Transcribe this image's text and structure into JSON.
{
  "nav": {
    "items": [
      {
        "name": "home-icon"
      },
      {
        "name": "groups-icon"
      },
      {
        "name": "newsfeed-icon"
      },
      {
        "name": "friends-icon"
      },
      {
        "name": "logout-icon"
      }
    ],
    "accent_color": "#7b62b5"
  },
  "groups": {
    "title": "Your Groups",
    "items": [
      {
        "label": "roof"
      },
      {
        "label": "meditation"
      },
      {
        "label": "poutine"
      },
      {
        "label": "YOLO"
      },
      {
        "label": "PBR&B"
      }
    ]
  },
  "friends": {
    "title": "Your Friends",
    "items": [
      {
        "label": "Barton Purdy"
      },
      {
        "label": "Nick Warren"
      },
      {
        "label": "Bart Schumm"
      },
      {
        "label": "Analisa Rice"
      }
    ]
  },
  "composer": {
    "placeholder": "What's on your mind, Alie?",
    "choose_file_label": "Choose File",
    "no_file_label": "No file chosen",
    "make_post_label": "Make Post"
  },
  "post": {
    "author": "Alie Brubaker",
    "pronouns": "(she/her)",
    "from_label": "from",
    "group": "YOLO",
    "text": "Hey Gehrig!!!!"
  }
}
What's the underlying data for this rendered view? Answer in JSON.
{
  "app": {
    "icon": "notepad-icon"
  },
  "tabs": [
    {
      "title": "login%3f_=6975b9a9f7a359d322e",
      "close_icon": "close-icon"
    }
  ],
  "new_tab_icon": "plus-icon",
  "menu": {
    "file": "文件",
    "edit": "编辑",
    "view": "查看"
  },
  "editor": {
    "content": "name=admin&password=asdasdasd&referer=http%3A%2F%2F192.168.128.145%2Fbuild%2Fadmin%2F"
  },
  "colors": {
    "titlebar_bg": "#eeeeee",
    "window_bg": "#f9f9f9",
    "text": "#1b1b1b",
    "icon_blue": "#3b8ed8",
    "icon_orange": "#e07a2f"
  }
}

▸ **Work to be completed**:
Set down every record above exactly as given.

▸ **Solution to this task**:
Transcribe this image's text and structure into JSON.
{
  "nav": {
    "items": [
      {
        "name": "home-icon"
      },
      {
        "name": "groups-icon"
      },
      {
        "name": "newsfeed-icon"
      },
      {
        "name": "friends-icon"
      },
      {
        "name": "logout-icon"
      }
    ],
    "accent_color": "#7b62b5"
  },
  "groups": {
    "title": "Your Groups",
    "items": [
      {
        "label": "roof"
      },
      {
        "label": "meditation"
      },
      {
        "label": "poutine"
      },
      {
        "label": "YOLO"
      },
      {
        "label": "PBR&B"
      }
    ]
  },
  "friends": {
    "title": "Your Friends",
    "items": [
      {
        "label": "Barton Purdy"
      },
      {
        "label": "Nick Warren"
      },
      {
        "label": "Bart Schumm"
      },
      {
        "label": "Analisa Rice"
      }
    ]
  },
  "composer": {
    "placeholder": "What's on your mind, Alie?",
    "choose_file_label": "Choose File",
    "no_file_label": "No file chosen",
    "make_post_label": "Make Post"
  },
  "post": {
    "author": "Alie Brubaker",
    "pronouns": "(she/her)",
    "from_label": "from",
    "group": "YOLO",
    "text": "Hey Gehrig!!!!"
  }
}
What's the underlying data for this rendered view? Answer in JSON.
{
  "app": {
    "icon": "notepad-icon"
  },
  "tabs": [
    {
      "title": "login%3f_=6975b9a9f7a359d322e",
      "close_icon": "close-icon"
    }
  ],
  "new_tab_icon": "plus-icon",
  "menu": {
    "file": "文件",
    "edit": "编辑",
    "view": "查看"
  },
  "editor": {
    "content": "name=admin&password=asdasdasd&referer=http%3A%2F%2F192.168.128.145%2Fbuild%2Fadmin%2F"
  },
  "colors": {
    "titlebar_bg": "#eeeeee",
    "window_bg": "#f9f9f9",
    "text": "#1b1b1b",
    "icon_blue": "#3b8ed8",
    "icon_orange": "#e07a2f"
  }
}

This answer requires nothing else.